***** Recorded information

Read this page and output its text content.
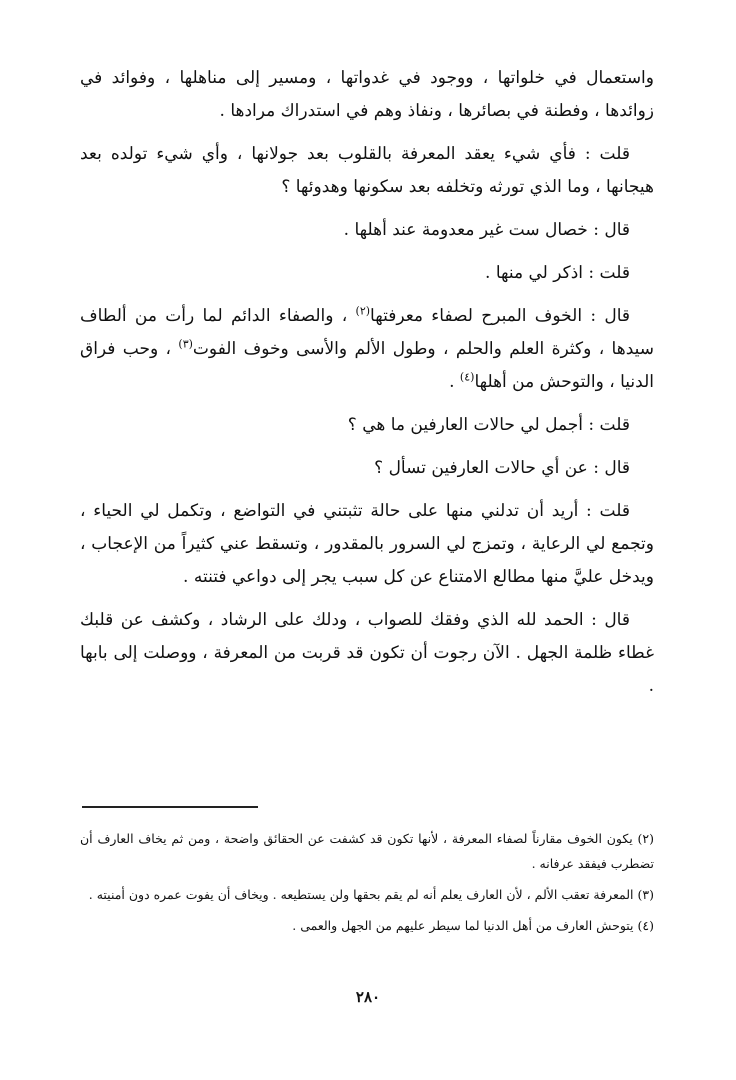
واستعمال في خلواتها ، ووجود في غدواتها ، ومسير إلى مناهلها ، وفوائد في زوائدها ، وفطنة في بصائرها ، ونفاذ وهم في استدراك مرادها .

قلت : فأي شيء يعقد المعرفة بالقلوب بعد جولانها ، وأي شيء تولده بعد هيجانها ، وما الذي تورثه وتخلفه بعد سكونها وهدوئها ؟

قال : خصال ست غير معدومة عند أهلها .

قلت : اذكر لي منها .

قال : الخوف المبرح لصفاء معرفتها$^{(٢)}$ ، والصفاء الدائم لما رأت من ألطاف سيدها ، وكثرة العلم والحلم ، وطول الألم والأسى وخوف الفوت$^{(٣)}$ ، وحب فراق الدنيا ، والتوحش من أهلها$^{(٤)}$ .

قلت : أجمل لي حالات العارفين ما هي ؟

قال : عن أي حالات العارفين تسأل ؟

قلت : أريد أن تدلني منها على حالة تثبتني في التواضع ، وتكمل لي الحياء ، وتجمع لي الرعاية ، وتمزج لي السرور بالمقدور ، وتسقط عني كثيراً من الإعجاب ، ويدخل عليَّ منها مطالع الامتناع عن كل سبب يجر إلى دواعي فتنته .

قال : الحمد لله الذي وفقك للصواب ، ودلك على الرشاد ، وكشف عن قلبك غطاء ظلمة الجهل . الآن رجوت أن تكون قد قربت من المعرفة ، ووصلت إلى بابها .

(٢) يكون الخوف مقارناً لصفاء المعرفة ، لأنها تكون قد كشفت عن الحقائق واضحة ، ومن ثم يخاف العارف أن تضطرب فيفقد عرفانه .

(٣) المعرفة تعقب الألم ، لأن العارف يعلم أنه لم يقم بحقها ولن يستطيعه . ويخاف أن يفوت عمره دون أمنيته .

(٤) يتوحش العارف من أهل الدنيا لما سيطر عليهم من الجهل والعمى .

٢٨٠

**********

What is expected: Reproduce the material above in full and without alteration, but skip all pictures.

Answer to the task:
Read this page and output its text content.
واستعمال في خلواتها ، ووجود في غدواتها ، ومسير إلى مناهلها ، وفوائد في زوائدها ، وفطنة في بصائرها ، ونفاذ وهم في استدراك مرادها .

قلت : فأي شيء يعقد المعرفة بالقلوب بعد جولانها ، وأي شيء تولده بعد هيجانها ، وما الذي تورثه وتخلفه بعد سكونها وهدوئها ؟

قال : خصال ست غير معدومة عند أهلها .

قلت : اذكر لي منها .

قال : الخوف المبرح لصفاء معرفتها$^{(٢)}$ ، والصفاء الدائم لما رأت من ألطاف سيدها ، وكثرة العلم والحلم ، وطول الألم والأسى وخوف الفوت$^{(٣)}$ ، وحب فراق الدنيا ، والتوحش من أهلها$^{(٤)}$ .

قلت : أجمل لي حالات العارفين ما هي ؟

قال : عن أي حالات العارفين تسأل ؟

قلت : أريد أن تدلني منها على حالة تثبتني في التواضع ، وتكمل لي الحياء ، وتجمع لي الرعاية ، وتمزج لي السرور بالمقدور ، وتسقط عني كثيراً من الإعجاب ، ويدخل عليَّ منها مطالع الامتناع عن كل سبب يجر إلى دواعي فتنته .

قال : الحمد لله الذي وفقك للصواب ، ودلك على الرشاد ، وكشف عن قلبك غطاء ظلمة الجهل . الآن رجوت أن تكون قد قربت من المعرفة ، ووصلت إلى بابها .

(٢) يكون الخوف مقارناً لصفاء المعرفة ، لأنها تكون قد كشفت عن الحقائق واضحة ، ومن ثم يخاف العارف أن تضطرب فيفقد عرفانه .

(٣) المعرفة تعقب الألم ، لأن العارف يعلم أنه لم يقم بحقها ولن يستطيعه . ويخاف أن يفوت عمره دون أمنيته .

(٤) يتوحش العارف من أهل الدنيا لما سيطر عليهم من الجهل والعمى .

٢٨٠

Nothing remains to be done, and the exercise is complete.